▶ **What to produce**: Count the lines below that contain the word "日起计算", and reply with that number alone.

════════════════

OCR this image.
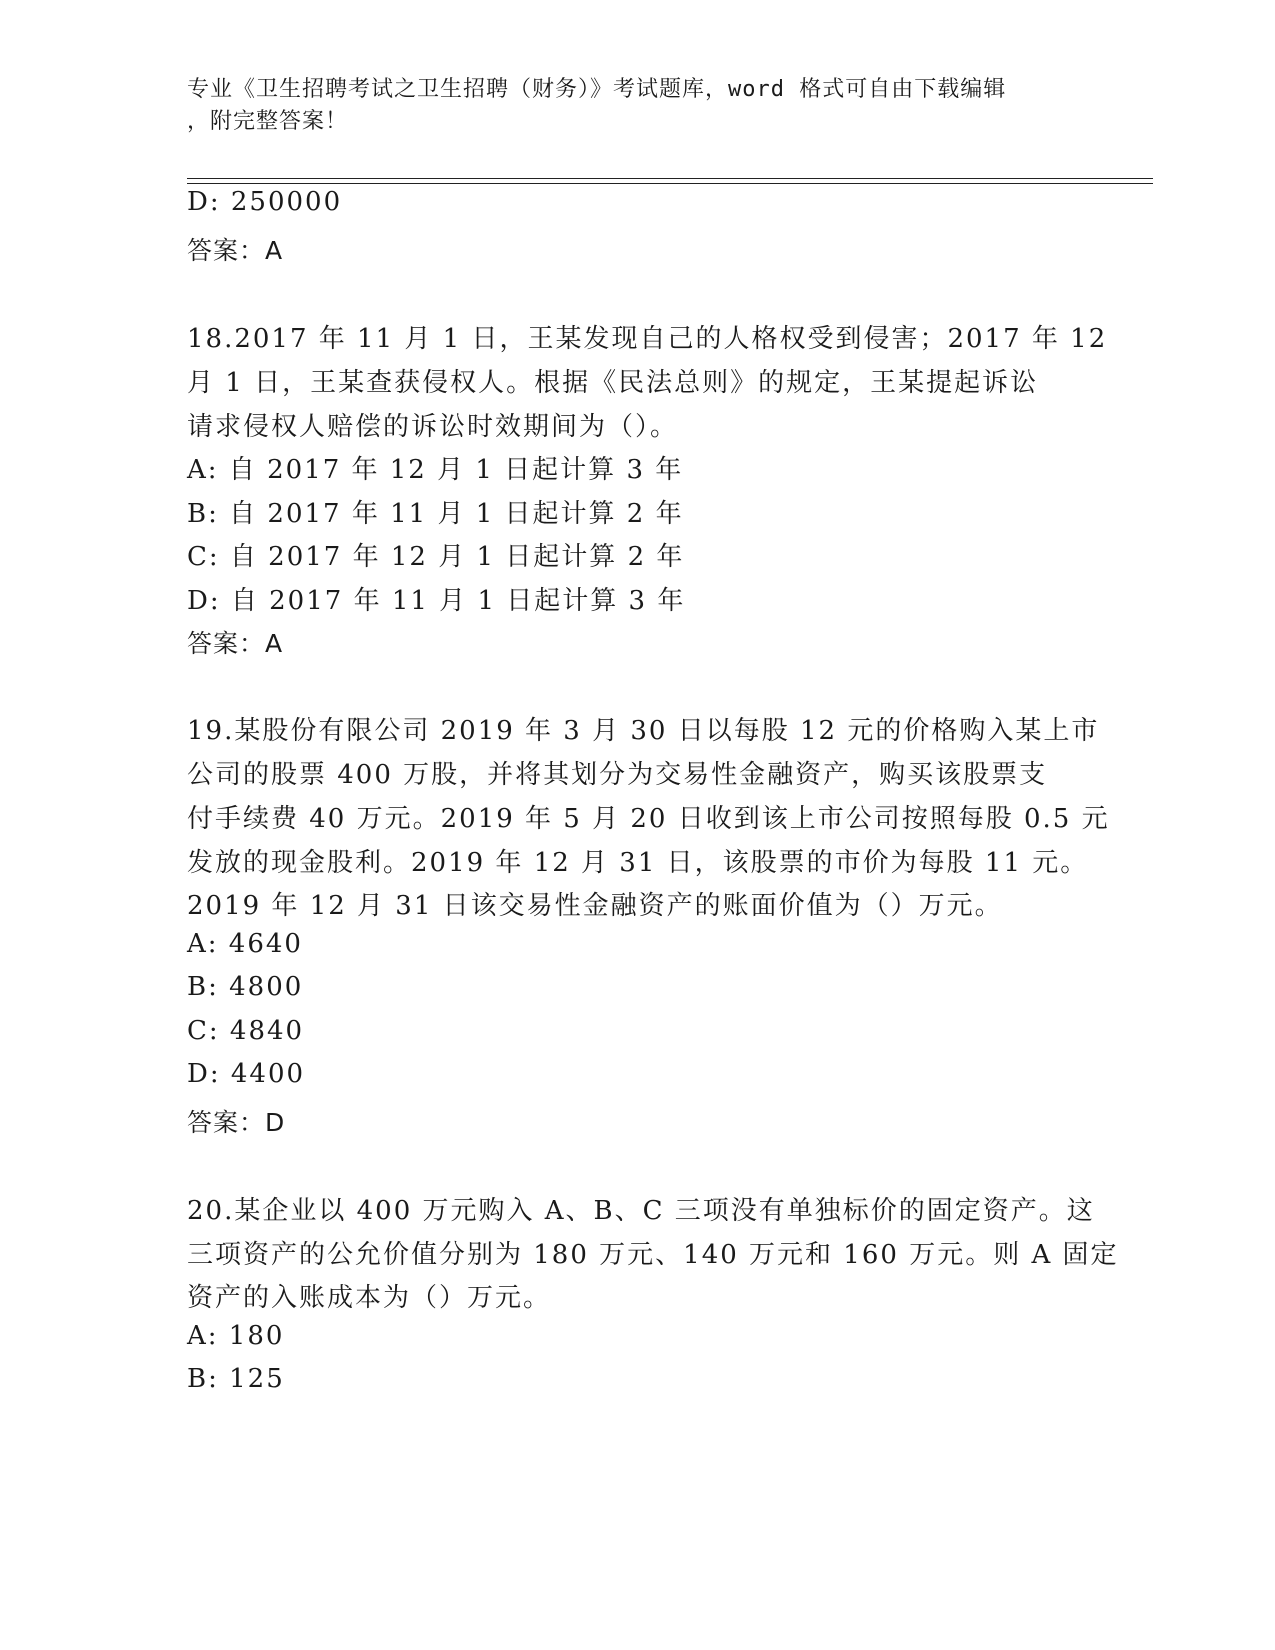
专业《卫生招聘考试之卫生招聘（财务）》考试题库，word 格式可自由下载编辑
，附完整答案！
D: 250000
答案：A
18.2017 年 11 月 1 日，王某发现自己的人格权受到侵害；2017 年 12
月 1 日，王某查获侵权人。根据《民法总则》的规定，王某提起诉讼
请求侵权人赔偿的诉讼时效期间为（）。
A: 自 2017 年 12 月 1 日起计算 3 年
B: 自 2017 年 11 月 1 日起计算 2 年
C: 自 2017 年 12 月 1 日起计算 2 年
D: 自 2017 年 11 月 1 日起计算 3 年
答案：A
19.某股份有限公司 2019 年 3 月 30 日以每股 12 元的价格购入某上市
公司的股票 400 万股，并将其划分为交易性金融资产，购买该股票支
付手续费 40 万元。2019 年 5 月 20 日收到该上市公司按照每股 0.5 元
发放的现金股利。2019 年 12 月 31 日，该股票的市价为每股 11 元。
2019 年 12 月 31 日该交易性金融资产的账面价值为（）万元。
A: 4640
B: 4800
C: 4840
D: 4400
答案：D
20.某企业以 400 万元购入 A、B、C 三项没有单独标价的固定资产。这
三项资产的公允价值分别为 180 万元、140 万元和 160 万元。则 A 固定
资产的入账成本为（）万元。
A: 180
B: 125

════════════════

▶ **Task answer**: 4